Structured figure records
— begin —

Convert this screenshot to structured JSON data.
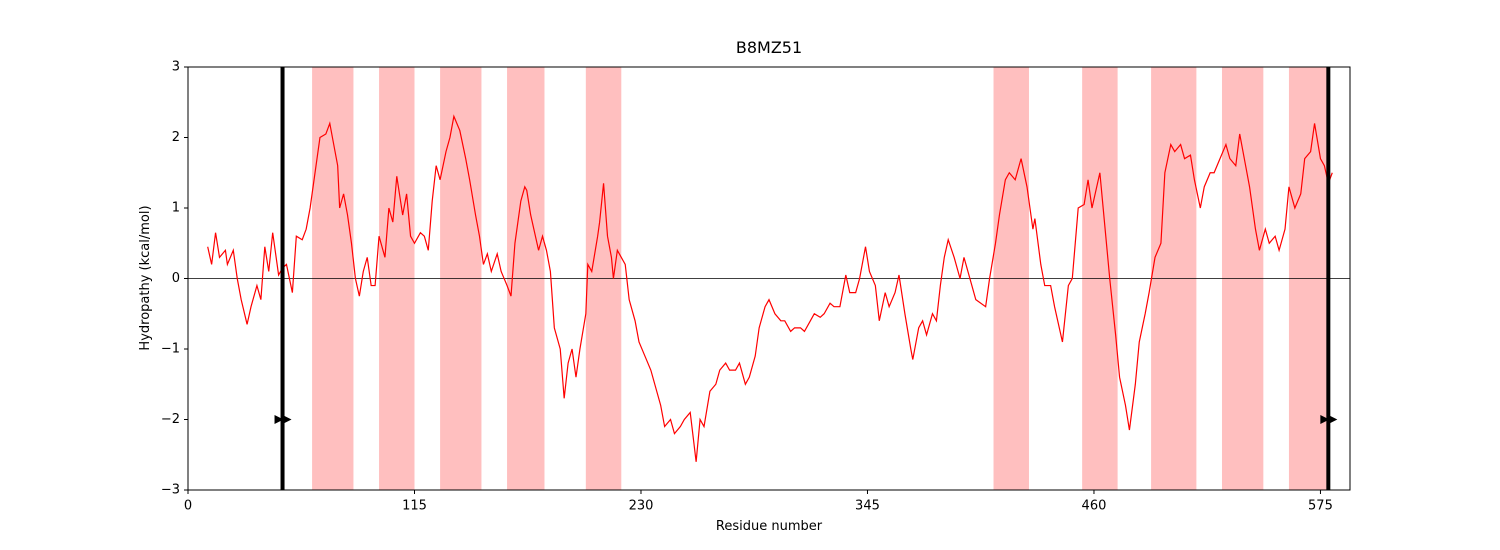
{
  "chart_data": {
    "type": "line",
    "title": "B8MZ51",
    "xlabel": "Residue number",
    "ylabel": "Hydropathy (kcal/mol)",
    "color": "#ff0000",
    "xlim": [
      0,
      590
    ],
    "ylim": [
      -3,
      3
    ],
    "xticks": [
      0,
      115,
      230,
      345,
      460,
      575
    ],
    "yticks": [
      {
        "value": -3,
        "label": "−3"
      },
      {
        "value": -2,
        "label": "−2"
      },
      {
        "value": -1,
        "label": "−1"
      },
      0,
      1,
      2,
      3
    ],
    "hline": 0,
    "shade_color": "#ffbfbf",
    "shaded_regions": [
      [
        63,
        84
      ],
      [
        97,
        115
      ],
      [
        128,
        149
      ],
      [
        162,
        181
      ],
      [
        202,
        220
      ],
      [
        409,
        427
      ],
      [
        454,
        472
      ],
      [
        489,
        512
      ],
      [
        525,
        546
      ],
      [
        559,
        579
      ]
    ],
    "vlines": [
      48,
      579
    ],
    "markers": [
      {
        "x": 48,
        "y": -2
      },
      {
        "x": 579,
        "y": -2
      }
    ],
    "x": [
      10,
      12,
      14,
      16,
      19,
      20,
      23,
      25,
      27,
      30,
      32,
      35,
      37,
      39,
      41,
      43,
      46,
      48,
      50,
      53,
      55,
      58,
      60,
      62,
      65,
      67,
      70,
      72,
      74,
      76,
      77,
      79,
      81,
      83,
      85,
      87,
      89,
      91,
      93,
      95,
      97,
      100,
      102,
      104,
      106,
      109,
      111,
      113,
      115,
      118,
      120,
      122,
      124,
      126,
      128,
      131,
      133,
      135,
      138,
      141,
      143,
      146,
      148,
      150,
      152,
      154,
      157,
      159,
      162,
      164,
      166,
      169,
      171,
      172,
      174,
      176,
      178,
      180,
      182,
      184,
      186,
      189,
      191,
      193,
      195,
      197,
      199,
      202,
      203,
      205,
      208,
      209,
      211,
      213,
      215,
      216,
      218,
      222,
      224,
      227,
      229,
      232,
      235,
      237,
      240,
      242,
      245,
      247,
      250,
      252,
      255,
      258,
      260,
      262,
      265,
      268,
      270,
      273,
      275,
      278,
      280,
      283,
      285,
      288,
      290,
      293,
      295,
      298,
      301,
      303,
      306,
      308,
      311,
      313,
      316,
      318,
      321,
      323,
      326,
      328,
      331,
      334,
      336,
      339,
      341,
      344,
      346,
      349,
      351,
      354,
      356,
      359,
      361,
      364,
      367,
      368,
      371,
      373,
      375,
      378,
      380,
      382,
      384,
      386,
      389,
      392,
      394,
      396,
      400,
      405,
      407,
      410,
      412,
      415,
      417,
      420,
      423,
      426,
      429,
      430,
      433,
      435,
      438,
      440,
      444,
      447,
      449,
      452,
      455,
      457,
      459,
      463,
      466,
      468,
      471,
      473,
      476,
      478,
      481,
      483,
      486,
      488,
      491,
      494,
      496,
      499,
      501,
      504,
      506,
      509,
      511,
      514,
      516,
      519,
      521,
      524,
      527,
      529,
      532,
      534,
      537,
      539,
      542,
      544,
      547,
      549,
      552,
      554,
      557,
      559,
      562,
      565,
      567,
      570,
      572,
      575,
      577,
      579,
      581
    ],
    "values": [
      0.45,
      0.2,
      0.65,
      0.3,
      0.4,
      0.2,
      0.4,
      0.0,
      -0.3,
      -0.65,
      -0.4,
      -0.1,
      -0.3,
      0.45,
      0.1,
      0.65,
      0.05,
      0.15,
      0.2,
      -0.2,
      0.6,
      0.55,
      0.7,
      1.0,
      1.6,
      2.0,
      2.05,
      2.2,
      1.9,
      1.6,
      1.0,
      1.2,
      0.9,
      0.5,
      0.0,
      -0.25,
      0.1,
      0.3,
      -0.1,
      -0.1,
      0.6,
      0.3,
      1.0,
      0.8,
      1.45,
      0.9,
      1.2,
      0.6,
      0.5,
      0.65,
      0.6,
      0.4,
      1.1,
      1.6,
      1.4,
      1.8,
      2.0,
      2.3,
      2.1,
      1.7,
      1.4,
      0.9,
      0.6,
      0.2,
      0.35,
      0.1,
      0.35,
      0.1,
      -0.1,
      -0.25,
      0.5,
      1.1,
      1.3,
      1.25,
      0.9,
      0.65,
      0.4,
      0.6,
      0.4,
      0.1,
      -0.7,
      -1.0,
      -1.7,
      -1.2,
      -1.0,
      -1.4,
      -1.0,
      -0.5,
      0.2,
      0.1,
      0.6,
      0.8,
      1.35,
      0.6,
      0.3,
      0.0,
      0.4,
      0.2,
      -0.3,
      -0.6,
      -0.9,
      -1.1,
      -1.3,
      -1.5,
      -1.8,
      -2.1,
      -2.0,
      -2.2,
      -2.1,
      -2.0,
      -1.9,
      -2.6,
      -2.0,
      -2.1,
      -1.6,
      -1.5,
      -1.3,
      -1.2,
      -1.3,
      -1.3,
      -1.2,
      -1.5,
      -1.4,
      -1.1,
      -0.7,
      -0.4,
      -0.3,
      -0.5,
      -0.6,
      -0.6,
      -0.75,
      -0.7,
      -0.7,
      -0.75,
      -0.6,
      -0.5,
      -0.55,
      -0.5,
      -0.35,
      -0.4,
      -0.4,
      0.05,
      -0.2,
      -0.2,
      0.0,
      0.45,
      0.1,
      -0.1,
      -0.6,
      -0.2,
      -0.4,
      -0.2,
      0.05,
      -0.5,
      -1.0,
      -1.15,
      -0.7,
      -0.6,
      -0.8,
      -0.5,
      -0.6,
      -0.1,
      0.3,
      0.55,
      0.3,
      0.0,
      0.3,
      0.1,
      -0.3,
      -0.4,
      0.0,
      0.5,
      0.9,
      1.4,
      1.5,
      1.4,
      1.7,
      1.3,
      0.7,
      0.85,
      0.2,
      -0.1,
      -0.1,
      -0.4,
      -0.9,
      -0.1,
      0.0,
      1.0,
      1.05,
      1.4,
      1.0,
      1.5,
      0.6,
      0.0,
      -0.8,
      -1.4,
      -1.8,
      -2.15,
      -1.5,
      -0.9,
      -0.5,
      -0.2,
      0.3,
      0.5,
      1.5,
      1.9,
      1.8,
      1.9,
      1.7,
      1.75,
      1.4,
      1.0,
      1.3,
      1.5,
      1.5,
      1.7,
      1.9,
      1.7,
      1.6,
      2.05,
      1.6,
      1.3,
      0.7,
      0.4,
      0.7,
      0.5,
      0.6,
      0.4,
      0.7,
      1.3,
      1.0,
      1.2,
      1.7,
      1.8,
      2.2,
      1.7,
      1.6,
      1.35,
      1.5
    ]
  }
}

— end —

EXERCISE OBJECTIVE: All of the data above should be transcribed verbatim, with pictures omitted.

WORKED SOLUTION:
Convert this screenshot to structured JSON data.
{
  "chart_data": {
    "type": "line",
    "title": "B8MZ51",
    "xlabel": "Residue number",
    "ylabel": "Hydropathy (kcal/mol)",
    "color": "#ff0000",
    "xlim": [
      0,
      590
    ],
    "ylim": [
      -3,
      3
    ],
    "xticks": [
      0,
      115,
      230,
      345,
      460,
      575
    ],
    "yticks": [
      {
        "value": -3,
        "label": "−3"
      },
      {
        "value": -2,
        "label": "−2"
      },
      {
        "value": -1,
        "label": "−1"
      },
      0,
      1,
      2,
      3
    ],
    "hline": 0,
    "shade_color": "#ffbfbf",
    "shaded_regions": [
      [
        63,
        84
      ],
      [
        97,
        115
      ],
      [
        128,
        149
      ],
      [
        162,
        181
      ],
      [
        202,
        220
      ],
      [
        409,
        427
      ],
      [
        454,
        472
      ],
      [
        489,
        512
      ],
      [
        525,
        546
      ],
      [
        559,
        579
      ]
    ],
    "vlines": [
      48,
      579
    ],
    "markers": [
      {
        "x": 48,
        "y": -2
      },
      {
        "x": 579,
        "y": -2
      }
    ],
    "x": [
      10,
      12,
      14,
      16,
      19,
      20,
      23,
      25,
      27,
      30,
      32,
      35,
      37,
      39,
      41,
      43,
      46,
      48,
      50,
      53,
      55,
      58,
      60,
      62,
      65,
      67,
      70,
      72,
      74,
      76,
      77,
      79,
      81,
      83,
      85,
      87,
      89,
      91,
      93,
      95,
      97,
      100,
      102,
      104,
      106,
      109,
      111,
      113,
      115,
      118,
      120,
      122,
      124,
      126,
      128,
      131,
      133,
      135,
      138,
      141,
      143,
      146,
      148,
      150,
      152,
      154,
      157,
      159,
      162,
      164,
      166,
      169,
      171,
      172,
      174,
      176,
      178,
      180,
      182,
      184,
      186,
      189,
      191,
      193,
      195,
      197,
      199,
      202,
      203,
      205,
      208,
      209,
      211,
      213,
      215,
      216,
      218,
      222,
      224,
      227,
      229,
      232,
      235,
      237,
      240,
      242,
      245,
      247,
      250,
      252,
      255,
      258,
      260,
      262,
      265,
      268,
      270,
      273,
      275,
      278,
      280,
      283,
      285,
      288,
      290,
      293,
      295,
      298,
      301,
      303,
      306,
      308,
      311,
      313,
      316,
      318,
      321,
      323,
      326,
      328,
      331,
      334,
      336,
      339,
      341,
      344,
      346,
      349,
      351,
      354,
      356,
      359,
      361,
      364,
      367,
      368,
      371,
      373,
      375,
      378,
      380,
      382,
      384,
      386,
      389,
      392,
      394,
      396,
      400,
      405,
      407,
      410,
      412,
      415,
      417,
      420,
      423,
      426,
      429,
      430,
      433,
      435,
      438,
      440,
      444,
      447,
      449,
      452,
      455,
      457,
      459,
      463,
      466,
      468,
      471,
      473,
      476,
      478,
      481,
      483,
      486,
      488,
      491,
      494,
      496,
      499,
      501,
      504,
      506,
      509,
      511,
      514,
      516,
      519,
      521,
      524,
      527,
      529,
      532,
      534,
      537,
      539,
      542,
      544,
      547,
      549,
      552,
      554,
      557,
      559,
      562,
      565,
      567,
      570,
      572,
      575,
      577,
      579,
      581
    ],
    "values": [
      0.45,
      0.2,
      0.65,
      0.3,
      0.4,
      0.2,
      0.4,
      0.0,
      -0.3,
      -0.65,
      -0.4,
      -0.1,
      -0.3,
      0.45,
      0.1,
      0.65,
      0.05,
      0.15,
      0.2,
      -0.2,
      0.6,
      0.55,
      0.7,
      1.0,
      1.6,
      2.0,
      2.05,
      2.2,
      1.9,
      1.6,
      1.0,
      1.2,
      0.9,
      0.5,
      0.0,
      -0.25,
      0.1,
      0.3,
      -0.1,
      -0.1,
      0.6,
      0.3,
      1.0,
      0.8,
      1.45,
      0.9,
      1.2,
      0.6,
      0.5,
      0.65,
      0.6,
      0.4,
      1.1,
      1.6,
      1.4,
      1.8,
      2.0,
      2.3,
      2.1,
      1.7,
      1.4,
      0.9,
      0.6,
      0.2,
      0.35,
      0.1,
      0.35,
      0.1,
      -0.1,
      -0.25,
      0.5,
      1.1,
      1.3,
      1.25,
      0.9,
      0.65,
      0.4,
      0.6,
      0.4,
      0.1,
      -0.7,
      -1.0,
      -1.7,
      -1.2,
      -1.0,
      -1.4,
      -1.0,
      -0.5,
      0.2,
      0.1,
      0.6,
      0.8,
      1.35,
      0.6,
      0.3,
      0.0,
      0.4,
      0.2,
      -0.3,
      -0.6,
      -0.9,
      -1.1,
      -1.3,
      -1.5,
      -1.8,
      -2.1,
      -2.0,
      -2.2,
      -2.1,
      -2.0,
      -1.9,
      -2.6,
      -2.0,
      -2.1,
      -1.6,
      -1.5,
      -1.3,
      -1.2,
      -1.3,
      -1.3,
      -1.2,
      -1.5,
      -1.4,
      -1.1,
      -0.7,
      -0.4,
      -0.3,
      -0.5,
      -0.6,
      -0.6,
      -0.75,
      -0.7,
      -0.7,
      -0.75,
      -0.6,
      -0.5,
      -0.55,
      -0.5,
      -0.35,
      -0.4,
      -0.4,
      0.05,
      -0.2,
      -0.2,
      0.0,
      0.45,
      0.1,
      -0.1,
      -0.6,
      -0.2,
      -0.4,
      -0.2,
      0.05,
      -0.5,
      -1.0,
      -1.15,
      -0.7,
      -0.6,
      -0.8,
      -0.5,
      -0.6,
      -0.1,
      0.3,
      0.55,
      0.3,
      0.0,
      0.3,
      0.1,
      -0.3,
      -0.4,
      0.0,
      0.5,
      0.9,
      1.4,
      1.5,
      1.4,
      1.7,
      1.3,
      0.7,
      0.85,
      0.2,
      -0.1,
      -0.1,
      -0.4,
      -0.9,
      -0.1,
      0.0,
      1.0,
      1.05,
      1.4,
      1.0,
      1.5,
      0.6,
      0.0,
      -0.8,
      -1.4,
      -1.8,
      -2.15,
      -1.5,
      -0.9,
      -0.5,
      -0.2,
      0.3,
      0.5,
      1.5,
      1.9,
      1.8,
      1.9,
      1.7,
      1.75,
      1.4,
      1.0,
      1.3,
      1.5,
      1.5,
      1.7,
      1.9,
      1.7,
      1.6,
      2.05,
      1.6,
      1.3,
      0.7,
      0.4,
      0.7,
      0.5,
      0.6,
      0.4,
      0.7,
      1.3,
      1.0,
      1.2,
      1.7,
      1.8,
      2.2,
      1.7,
      1.6,
      1.35,
      1.5
    ]
  }
}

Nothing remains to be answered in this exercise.